Saved entries:
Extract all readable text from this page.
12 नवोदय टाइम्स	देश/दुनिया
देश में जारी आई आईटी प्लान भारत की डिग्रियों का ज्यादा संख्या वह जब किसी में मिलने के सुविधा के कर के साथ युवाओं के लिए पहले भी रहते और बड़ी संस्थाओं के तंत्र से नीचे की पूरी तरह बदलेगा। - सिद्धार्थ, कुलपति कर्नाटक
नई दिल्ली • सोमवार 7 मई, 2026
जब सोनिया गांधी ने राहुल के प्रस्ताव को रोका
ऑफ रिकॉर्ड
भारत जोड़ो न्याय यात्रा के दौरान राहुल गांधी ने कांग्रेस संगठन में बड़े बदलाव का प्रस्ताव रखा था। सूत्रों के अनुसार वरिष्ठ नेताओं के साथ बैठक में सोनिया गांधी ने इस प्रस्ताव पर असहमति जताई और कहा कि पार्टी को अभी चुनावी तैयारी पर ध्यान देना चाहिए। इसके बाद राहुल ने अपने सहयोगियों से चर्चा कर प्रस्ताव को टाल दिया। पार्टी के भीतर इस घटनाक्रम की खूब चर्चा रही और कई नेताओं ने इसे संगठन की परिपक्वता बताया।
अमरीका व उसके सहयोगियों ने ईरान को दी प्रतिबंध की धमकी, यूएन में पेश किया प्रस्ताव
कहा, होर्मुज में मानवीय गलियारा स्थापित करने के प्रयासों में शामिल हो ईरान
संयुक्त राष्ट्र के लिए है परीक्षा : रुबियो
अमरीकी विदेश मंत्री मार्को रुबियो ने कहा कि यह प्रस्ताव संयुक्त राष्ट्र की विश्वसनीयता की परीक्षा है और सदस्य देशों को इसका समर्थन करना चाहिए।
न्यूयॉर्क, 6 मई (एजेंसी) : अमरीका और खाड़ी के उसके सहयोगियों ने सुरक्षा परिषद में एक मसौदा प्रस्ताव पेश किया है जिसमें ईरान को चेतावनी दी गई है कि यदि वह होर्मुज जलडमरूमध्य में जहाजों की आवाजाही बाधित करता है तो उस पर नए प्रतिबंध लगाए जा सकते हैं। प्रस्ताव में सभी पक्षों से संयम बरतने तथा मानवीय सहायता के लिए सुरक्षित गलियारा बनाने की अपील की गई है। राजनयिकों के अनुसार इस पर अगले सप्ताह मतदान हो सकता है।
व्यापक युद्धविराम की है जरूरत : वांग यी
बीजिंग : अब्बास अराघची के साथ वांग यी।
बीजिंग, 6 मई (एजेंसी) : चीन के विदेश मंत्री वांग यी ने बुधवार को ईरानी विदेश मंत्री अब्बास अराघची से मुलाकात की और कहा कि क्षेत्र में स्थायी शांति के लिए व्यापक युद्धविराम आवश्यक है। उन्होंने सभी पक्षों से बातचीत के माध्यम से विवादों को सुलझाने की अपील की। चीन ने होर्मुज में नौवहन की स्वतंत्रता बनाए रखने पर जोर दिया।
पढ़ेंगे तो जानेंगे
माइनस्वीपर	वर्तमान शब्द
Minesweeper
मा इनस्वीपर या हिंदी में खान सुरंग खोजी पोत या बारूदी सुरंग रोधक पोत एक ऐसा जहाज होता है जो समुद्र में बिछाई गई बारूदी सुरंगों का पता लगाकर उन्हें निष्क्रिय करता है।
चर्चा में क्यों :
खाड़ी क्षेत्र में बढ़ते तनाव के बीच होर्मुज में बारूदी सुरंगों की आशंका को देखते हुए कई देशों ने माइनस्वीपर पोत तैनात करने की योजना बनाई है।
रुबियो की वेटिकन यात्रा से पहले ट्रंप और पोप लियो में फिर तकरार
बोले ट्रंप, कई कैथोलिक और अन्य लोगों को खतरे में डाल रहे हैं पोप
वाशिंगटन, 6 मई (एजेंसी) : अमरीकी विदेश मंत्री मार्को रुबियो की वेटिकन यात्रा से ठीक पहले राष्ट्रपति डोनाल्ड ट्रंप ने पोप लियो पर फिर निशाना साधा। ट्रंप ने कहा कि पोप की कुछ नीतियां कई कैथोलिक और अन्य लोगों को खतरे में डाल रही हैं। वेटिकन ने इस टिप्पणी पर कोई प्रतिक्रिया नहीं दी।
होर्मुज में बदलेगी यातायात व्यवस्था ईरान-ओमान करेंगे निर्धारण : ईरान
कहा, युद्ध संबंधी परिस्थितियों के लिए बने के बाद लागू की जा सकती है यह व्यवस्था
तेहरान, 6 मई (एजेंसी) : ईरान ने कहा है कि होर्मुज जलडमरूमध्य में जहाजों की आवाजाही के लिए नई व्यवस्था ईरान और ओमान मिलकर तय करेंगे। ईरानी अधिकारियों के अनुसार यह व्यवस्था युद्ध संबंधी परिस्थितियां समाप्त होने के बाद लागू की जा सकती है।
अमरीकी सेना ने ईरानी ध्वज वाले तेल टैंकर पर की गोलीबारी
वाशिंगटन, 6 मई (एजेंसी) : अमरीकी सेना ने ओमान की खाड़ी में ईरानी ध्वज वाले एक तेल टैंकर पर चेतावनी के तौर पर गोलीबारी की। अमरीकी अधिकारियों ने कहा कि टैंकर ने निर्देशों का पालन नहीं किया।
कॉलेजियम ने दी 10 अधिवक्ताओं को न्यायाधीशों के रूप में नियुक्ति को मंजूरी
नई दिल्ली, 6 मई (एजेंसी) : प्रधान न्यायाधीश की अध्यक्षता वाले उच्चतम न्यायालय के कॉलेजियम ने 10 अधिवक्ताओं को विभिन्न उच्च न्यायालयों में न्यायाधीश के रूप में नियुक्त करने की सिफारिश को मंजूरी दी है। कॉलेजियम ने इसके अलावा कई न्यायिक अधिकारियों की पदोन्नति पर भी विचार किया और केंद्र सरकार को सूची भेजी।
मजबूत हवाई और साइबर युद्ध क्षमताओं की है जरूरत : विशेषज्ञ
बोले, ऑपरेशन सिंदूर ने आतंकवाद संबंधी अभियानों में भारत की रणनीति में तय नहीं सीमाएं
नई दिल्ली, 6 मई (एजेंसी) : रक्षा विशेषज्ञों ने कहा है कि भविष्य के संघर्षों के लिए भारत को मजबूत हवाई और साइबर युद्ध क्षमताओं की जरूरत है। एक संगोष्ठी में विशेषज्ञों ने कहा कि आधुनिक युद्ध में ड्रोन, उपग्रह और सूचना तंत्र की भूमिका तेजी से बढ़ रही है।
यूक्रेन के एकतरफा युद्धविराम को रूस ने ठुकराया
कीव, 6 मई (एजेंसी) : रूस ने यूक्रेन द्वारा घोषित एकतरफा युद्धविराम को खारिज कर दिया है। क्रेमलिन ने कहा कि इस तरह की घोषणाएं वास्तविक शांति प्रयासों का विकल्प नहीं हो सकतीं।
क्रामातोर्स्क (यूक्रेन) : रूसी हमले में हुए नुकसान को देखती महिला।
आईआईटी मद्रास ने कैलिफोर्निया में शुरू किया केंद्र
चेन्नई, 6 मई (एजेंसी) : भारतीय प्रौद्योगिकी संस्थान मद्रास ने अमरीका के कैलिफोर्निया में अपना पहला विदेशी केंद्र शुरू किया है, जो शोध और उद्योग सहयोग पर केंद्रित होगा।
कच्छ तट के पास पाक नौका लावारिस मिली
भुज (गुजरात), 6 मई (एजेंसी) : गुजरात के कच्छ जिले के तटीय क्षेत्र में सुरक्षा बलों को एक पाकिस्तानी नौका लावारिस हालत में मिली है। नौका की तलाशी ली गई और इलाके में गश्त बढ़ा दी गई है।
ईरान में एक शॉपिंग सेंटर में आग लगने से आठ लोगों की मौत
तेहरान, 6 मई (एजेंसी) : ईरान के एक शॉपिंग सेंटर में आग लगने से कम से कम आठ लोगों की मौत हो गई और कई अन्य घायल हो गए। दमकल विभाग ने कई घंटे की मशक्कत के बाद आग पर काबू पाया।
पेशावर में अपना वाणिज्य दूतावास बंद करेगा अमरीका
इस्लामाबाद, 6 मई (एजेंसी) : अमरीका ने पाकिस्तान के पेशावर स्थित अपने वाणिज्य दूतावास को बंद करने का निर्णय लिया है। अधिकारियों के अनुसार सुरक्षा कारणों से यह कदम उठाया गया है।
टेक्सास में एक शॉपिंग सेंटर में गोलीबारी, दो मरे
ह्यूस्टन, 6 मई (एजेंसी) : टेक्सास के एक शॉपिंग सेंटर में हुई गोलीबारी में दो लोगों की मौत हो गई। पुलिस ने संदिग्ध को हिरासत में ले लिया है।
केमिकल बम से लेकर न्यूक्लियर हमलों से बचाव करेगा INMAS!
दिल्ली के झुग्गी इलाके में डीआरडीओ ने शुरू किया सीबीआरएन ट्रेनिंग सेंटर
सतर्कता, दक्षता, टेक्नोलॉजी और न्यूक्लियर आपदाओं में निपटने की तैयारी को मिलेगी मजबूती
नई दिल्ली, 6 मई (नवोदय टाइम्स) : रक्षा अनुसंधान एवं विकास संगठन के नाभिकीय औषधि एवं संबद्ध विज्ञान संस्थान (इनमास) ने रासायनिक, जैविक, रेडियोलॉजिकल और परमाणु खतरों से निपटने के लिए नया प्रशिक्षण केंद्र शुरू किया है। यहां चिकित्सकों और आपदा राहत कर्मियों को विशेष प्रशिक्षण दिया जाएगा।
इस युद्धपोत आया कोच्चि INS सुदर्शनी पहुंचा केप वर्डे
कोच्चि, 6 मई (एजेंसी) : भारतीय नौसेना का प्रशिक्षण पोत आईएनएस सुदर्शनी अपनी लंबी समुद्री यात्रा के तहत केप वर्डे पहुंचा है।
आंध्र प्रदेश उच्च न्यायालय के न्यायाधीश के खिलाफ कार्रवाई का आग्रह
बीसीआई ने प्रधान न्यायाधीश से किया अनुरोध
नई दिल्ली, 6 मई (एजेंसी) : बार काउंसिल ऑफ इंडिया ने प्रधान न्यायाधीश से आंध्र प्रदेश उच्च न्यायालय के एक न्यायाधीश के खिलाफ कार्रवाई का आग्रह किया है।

• Work to complete:
Show every line from the entries above in which the word "एकतरफ" appears.

• Result of this exercise:
यूक्रेन के एकतरफा युद्धविराम को रूस ने ठुकराया
कीव, 6 मई (एजेंसी) : रूस ने यूक्रेन द्वारा घोषित एकतरफा युद्धविराम को खारिज कर दिया है। क्रेमलिन ने कहा कि इस तरह की घोषणाएं वास्तविक शांति प्रयासों का विकल्प नहीं हो सकतीं।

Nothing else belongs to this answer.